- [Objective]:
Exclude all pictures, then copy each of the records exactly as written.

- [Saved entries]:
========================================
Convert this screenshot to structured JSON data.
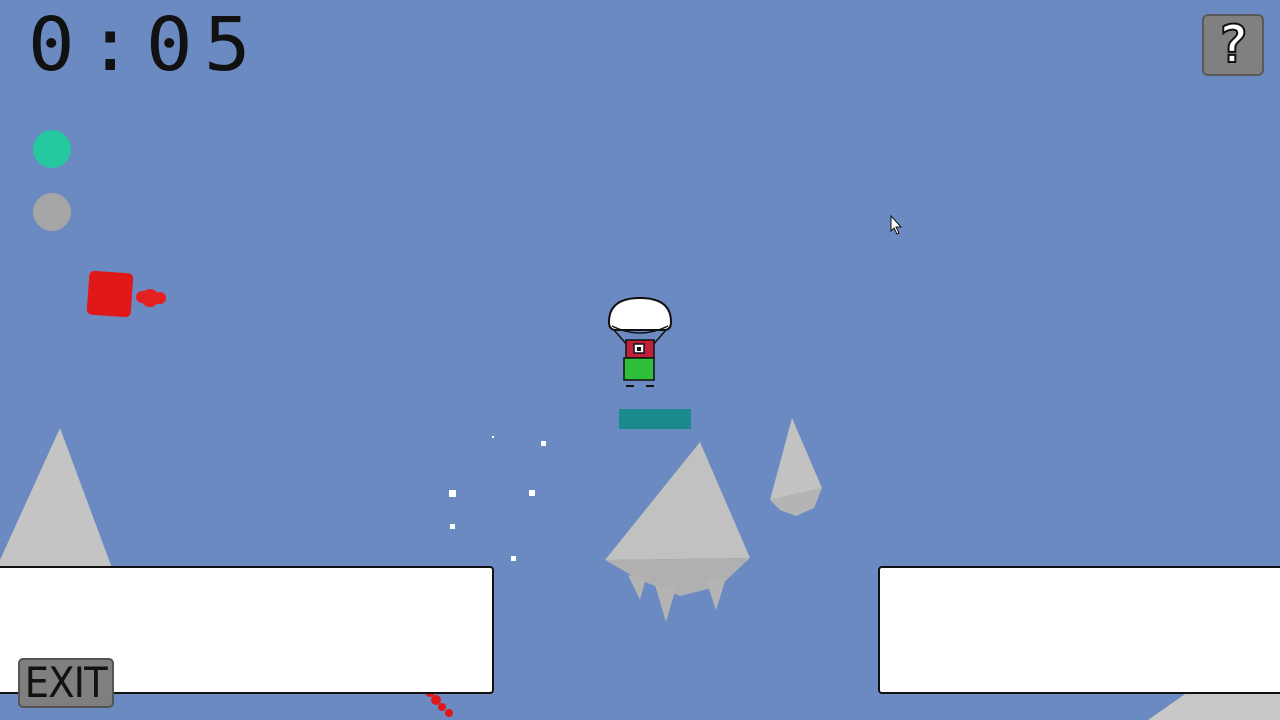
{
  "hud": {
    "timer": [
      "0",
      ":",
      "0",
      "5"
    ],
    "help_label": "?",
    "exit_label": "EXIT",
    "indicators": [
      {
        "name": "active",
        "color": "#26c8a0"
      },
      {
        "name": "inactive",
        "color": "#a6a6a6"
      }
    ]
  },
  "colors": {
    "sky": "#6a8ac1",
    "rock": "#c4c4c4",
    "enemy": "#e01818",
    "landing_pad": "#1a8a8e",
    "platform": "#ffffff"
  },
  "icons": [
    "question-mark-icon",
    "mouse-cursor-icon",
    "parachute-icon"
  ]
}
========================================
- [Output for this exercise]:
Convert this screenshot to structured JSON data.
{
  "hud": {
    "timer": [
      "0",
      ":",
      "0",
      "5"
    ],
    "help_label": "?",
    "exit_label": "EXIT",
    "indicators": [
      {
        "name": "active",
        "color": "#26c8a0"
      },
      {
        "name": "inactive",
        "color": "#a6a6a6"
      }
    ]
  },
  "colors": {
    "sky": "#6a8ac1",
    "rock": "#c4c4c4",
    "enemy": "#e01818",
    "landing_pad": "#1a8a8e",
    "platform": "#ffffff"
  },
  "icons": [
    "question-mark-icon",
    "mouse-cursor-icon",
    "parachute-icon"
  ]
}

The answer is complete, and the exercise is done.